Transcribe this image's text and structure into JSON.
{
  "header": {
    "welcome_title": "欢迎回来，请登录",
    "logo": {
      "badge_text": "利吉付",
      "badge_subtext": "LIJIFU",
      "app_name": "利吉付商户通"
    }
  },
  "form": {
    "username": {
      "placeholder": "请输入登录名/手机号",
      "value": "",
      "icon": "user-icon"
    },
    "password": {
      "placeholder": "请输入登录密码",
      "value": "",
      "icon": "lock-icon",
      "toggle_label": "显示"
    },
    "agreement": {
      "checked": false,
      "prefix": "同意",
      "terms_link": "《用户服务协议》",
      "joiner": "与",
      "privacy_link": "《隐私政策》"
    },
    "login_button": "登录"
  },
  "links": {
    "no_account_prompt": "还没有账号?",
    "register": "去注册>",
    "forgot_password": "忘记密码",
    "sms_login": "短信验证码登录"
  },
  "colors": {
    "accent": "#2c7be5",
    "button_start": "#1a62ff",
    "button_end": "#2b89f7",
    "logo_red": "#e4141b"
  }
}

--

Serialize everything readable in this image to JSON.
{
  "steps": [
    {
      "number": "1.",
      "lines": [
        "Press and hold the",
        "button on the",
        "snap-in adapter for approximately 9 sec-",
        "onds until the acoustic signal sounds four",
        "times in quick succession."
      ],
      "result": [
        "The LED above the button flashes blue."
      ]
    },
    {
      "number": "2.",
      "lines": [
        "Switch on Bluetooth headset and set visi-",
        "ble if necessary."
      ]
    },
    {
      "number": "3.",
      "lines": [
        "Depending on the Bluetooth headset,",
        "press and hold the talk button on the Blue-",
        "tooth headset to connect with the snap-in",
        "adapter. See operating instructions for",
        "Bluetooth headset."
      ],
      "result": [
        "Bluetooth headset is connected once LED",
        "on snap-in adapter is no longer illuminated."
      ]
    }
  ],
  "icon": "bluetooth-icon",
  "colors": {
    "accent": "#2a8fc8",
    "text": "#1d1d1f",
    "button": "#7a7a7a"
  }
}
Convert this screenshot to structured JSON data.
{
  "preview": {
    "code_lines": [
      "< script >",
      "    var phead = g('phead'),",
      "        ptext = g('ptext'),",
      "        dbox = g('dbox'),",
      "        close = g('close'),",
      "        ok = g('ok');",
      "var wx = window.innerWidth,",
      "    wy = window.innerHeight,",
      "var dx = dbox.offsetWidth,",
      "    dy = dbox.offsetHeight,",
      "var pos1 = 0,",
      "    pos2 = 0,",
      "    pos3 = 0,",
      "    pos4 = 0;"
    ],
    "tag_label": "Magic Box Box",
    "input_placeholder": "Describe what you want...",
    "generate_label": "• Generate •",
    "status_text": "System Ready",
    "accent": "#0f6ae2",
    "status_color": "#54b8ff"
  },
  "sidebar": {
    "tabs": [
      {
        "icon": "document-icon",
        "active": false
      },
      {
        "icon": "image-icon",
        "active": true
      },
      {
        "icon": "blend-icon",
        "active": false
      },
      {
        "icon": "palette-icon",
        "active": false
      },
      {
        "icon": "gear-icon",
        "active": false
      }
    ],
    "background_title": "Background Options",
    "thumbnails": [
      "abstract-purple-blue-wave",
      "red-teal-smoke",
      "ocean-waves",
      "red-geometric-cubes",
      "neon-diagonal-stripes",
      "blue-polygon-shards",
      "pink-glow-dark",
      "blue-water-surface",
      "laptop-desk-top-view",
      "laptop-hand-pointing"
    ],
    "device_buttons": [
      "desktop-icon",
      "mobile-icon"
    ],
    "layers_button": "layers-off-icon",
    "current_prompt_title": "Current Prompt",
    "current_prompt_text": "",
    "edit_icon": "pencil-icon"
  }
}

==

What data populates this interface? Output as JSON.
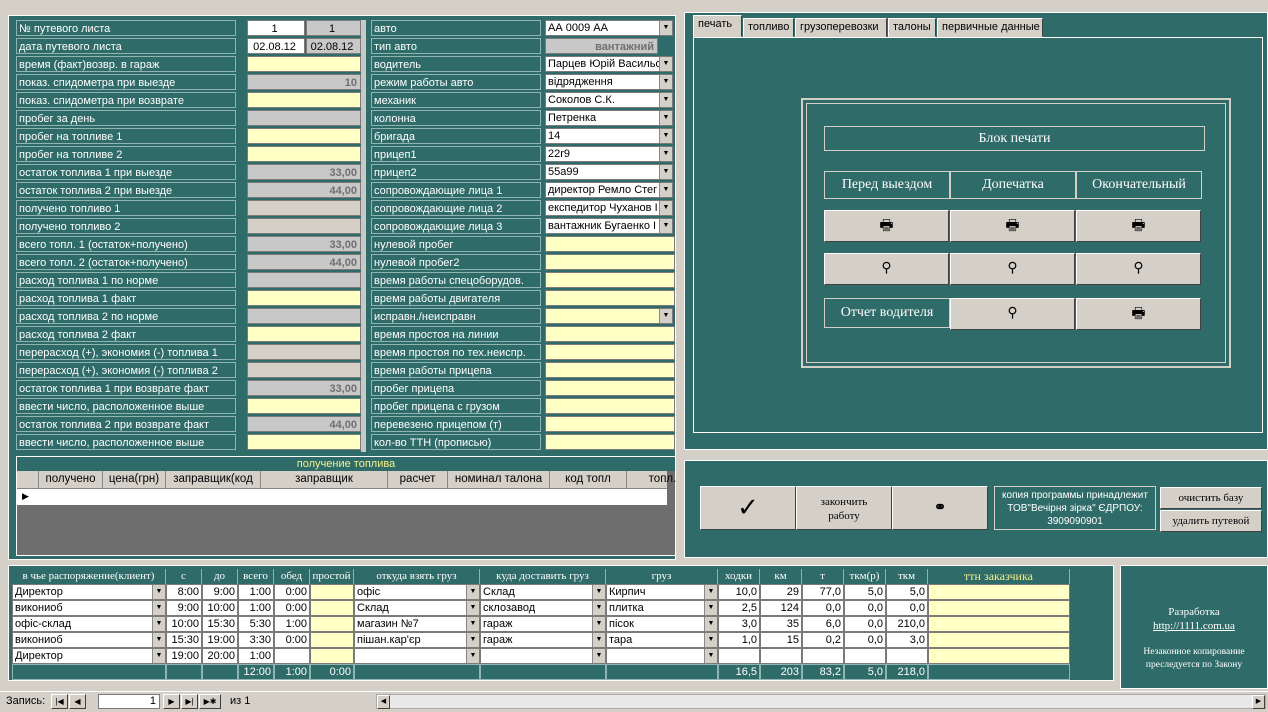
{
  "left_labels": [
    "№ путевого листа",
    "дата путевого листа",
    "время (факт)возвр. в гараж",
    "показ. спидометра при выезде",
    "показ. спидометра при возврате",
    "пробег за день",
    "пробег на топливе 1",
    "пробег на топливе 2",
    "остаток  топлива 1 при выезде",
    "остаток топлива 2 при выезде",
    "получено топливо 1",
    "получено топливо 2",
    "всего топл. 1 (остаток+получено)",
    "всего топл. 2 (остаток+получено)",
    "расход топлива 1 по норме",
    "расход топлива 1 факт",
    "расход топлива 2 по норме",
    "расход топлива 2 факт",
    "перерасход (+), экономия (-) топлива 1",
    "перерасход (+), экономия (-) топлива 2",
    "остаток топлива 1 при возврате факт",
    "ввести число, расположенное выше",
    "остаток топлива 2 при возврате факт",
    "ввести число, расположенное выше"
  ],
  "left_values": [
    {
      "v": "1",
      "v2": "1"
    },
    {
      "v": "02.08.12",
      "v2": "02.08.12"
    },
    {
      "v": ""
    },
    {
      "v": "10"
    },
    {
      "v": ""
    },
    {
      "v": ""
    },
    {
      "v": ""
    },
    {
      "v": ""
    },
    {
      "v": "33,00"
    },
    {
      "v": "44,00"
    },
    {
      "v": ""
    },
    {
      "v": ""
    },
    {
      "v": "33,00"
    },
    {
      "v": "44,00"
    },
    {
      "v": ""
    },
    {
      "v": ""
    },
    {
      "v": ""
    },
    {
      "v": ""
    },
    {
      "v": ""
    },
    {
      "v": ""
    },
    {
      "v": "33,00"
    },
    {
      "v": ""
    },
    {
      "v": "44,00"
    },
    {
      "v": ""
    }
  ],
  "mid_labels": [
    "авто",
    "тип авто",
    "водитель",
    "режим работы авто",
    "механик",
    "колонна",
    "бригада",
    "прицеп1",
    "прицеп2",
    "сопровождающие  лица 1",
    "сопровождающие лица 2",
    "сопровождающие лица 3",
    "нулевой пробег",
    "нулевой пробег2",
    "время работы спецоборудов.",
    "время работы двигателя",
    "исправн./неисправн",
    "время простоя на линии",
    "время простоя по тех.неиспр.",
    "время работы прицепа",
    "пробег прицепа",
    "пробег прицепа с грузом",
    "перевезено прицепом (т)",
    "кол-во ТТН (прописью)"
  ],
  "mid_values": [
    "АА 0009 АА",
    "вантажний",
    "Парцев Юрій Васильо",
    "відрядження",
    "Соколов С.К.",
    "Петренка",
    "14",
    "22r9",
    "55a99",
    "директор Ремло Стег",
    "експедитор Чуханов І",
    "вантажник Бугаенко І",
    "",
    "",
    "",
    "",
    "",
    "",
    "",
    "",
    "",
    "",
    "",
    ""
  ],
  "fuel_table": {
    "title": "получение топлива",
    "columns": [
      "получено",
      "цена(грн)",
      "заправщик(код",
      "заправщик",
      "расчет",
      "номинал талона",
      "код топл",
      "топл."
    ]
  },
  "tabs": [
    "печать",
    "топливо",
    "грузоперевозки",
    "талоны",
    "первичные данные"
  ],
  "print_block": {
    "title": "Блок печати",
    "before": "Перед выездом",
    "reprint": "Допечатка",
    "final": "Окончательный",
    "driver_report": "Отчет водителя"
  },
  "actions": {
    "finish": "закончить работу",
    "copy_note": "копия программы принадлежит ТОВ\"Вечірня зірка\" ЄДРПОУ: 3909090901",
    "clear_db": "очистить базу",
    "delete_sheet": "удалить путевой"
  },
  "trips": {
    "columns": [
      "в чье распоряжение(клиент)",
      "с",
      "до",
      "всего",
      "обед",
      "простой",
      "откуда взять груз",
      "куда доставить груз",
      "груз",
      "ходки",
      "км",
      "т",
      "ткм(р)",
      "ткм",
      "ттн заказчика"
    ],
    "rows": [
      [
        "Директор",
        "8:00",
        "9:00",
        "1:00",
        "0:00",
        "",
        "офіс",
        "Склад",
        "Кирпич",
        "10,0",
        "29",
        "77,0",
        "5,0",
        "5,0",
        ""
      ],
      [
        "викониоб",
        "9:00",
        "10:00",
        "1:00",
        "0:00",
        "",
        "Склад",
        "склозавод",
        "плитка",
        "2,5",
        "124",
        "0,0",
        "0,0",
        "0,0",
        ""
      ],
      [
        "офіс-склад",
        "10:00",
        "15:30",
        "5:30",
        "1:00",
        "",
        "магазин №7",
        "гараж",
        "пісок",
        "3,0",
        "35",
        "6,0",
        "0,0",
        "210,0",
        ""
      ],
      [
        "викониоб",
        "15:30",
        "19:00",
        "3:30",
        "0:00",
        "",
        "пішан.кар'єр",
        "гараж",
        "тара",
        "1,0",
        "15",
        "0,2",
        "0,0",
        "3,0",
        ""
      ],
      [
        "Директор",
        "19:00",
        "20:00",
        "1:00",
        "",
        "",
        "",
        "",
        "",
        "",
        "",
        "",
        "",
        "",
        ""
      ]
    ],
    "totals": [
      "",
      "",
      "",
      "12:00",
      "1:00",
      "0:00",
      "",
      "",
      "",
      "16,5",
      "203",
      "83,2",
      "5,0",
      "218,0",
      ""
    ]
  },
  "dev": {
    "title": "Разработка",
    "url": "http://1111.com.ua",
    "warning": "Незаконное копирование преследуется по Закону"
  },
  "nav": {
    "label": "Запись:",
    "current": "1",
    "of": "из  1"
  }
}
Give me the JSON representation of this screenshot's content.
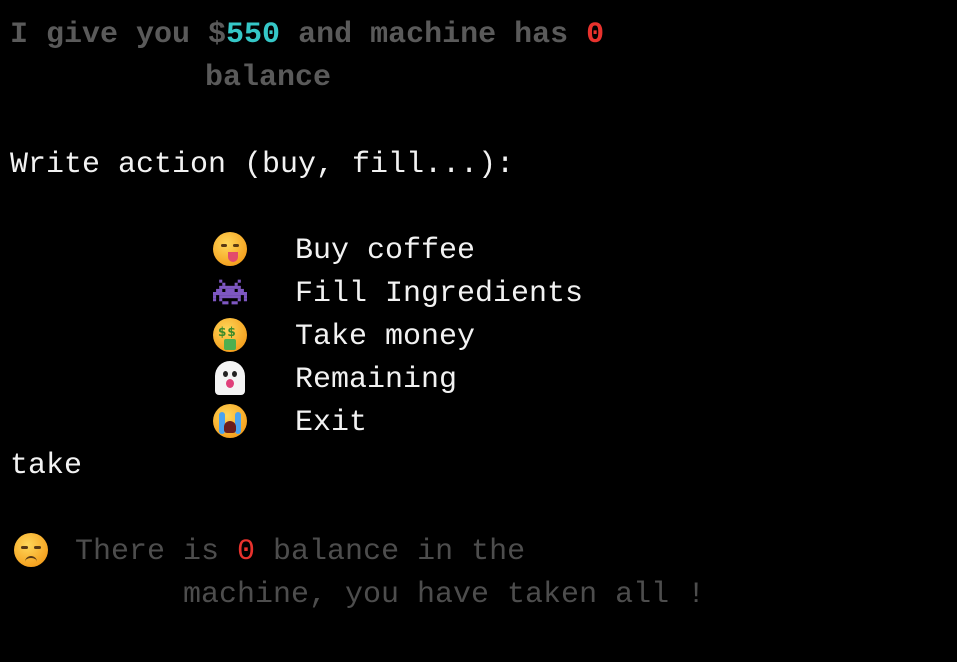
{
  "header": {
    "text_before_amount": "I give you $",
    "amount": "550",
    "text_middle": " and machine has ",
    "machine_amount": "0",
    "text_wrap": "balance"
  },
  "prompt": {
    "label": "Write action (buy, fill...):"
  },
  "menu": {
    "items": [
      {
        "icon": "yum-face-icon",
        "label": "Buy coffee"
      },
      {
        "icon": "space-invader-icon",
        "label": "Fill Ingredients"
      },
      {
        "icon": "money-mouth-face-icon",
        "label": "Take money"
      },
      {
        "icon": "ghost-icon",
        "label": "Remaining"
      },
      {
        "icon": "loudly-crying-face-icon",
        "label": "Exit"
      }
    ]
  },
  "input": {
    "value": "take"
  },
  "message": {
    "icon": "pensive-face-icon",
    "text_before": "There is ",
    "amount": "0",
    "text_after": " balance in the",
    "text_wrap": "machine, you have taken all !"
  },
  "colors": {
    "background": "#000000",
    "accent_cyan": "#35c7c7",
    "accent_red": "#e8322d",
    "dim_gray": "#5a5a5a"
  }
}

● **Required work**
Pull every line containing "dbox" from the material above.

● **Written response**
      "        dbox = g('dbox'),",
      "var dx = dbox.offsetWidth,",
      "    dy = dbox.offsetHeight,",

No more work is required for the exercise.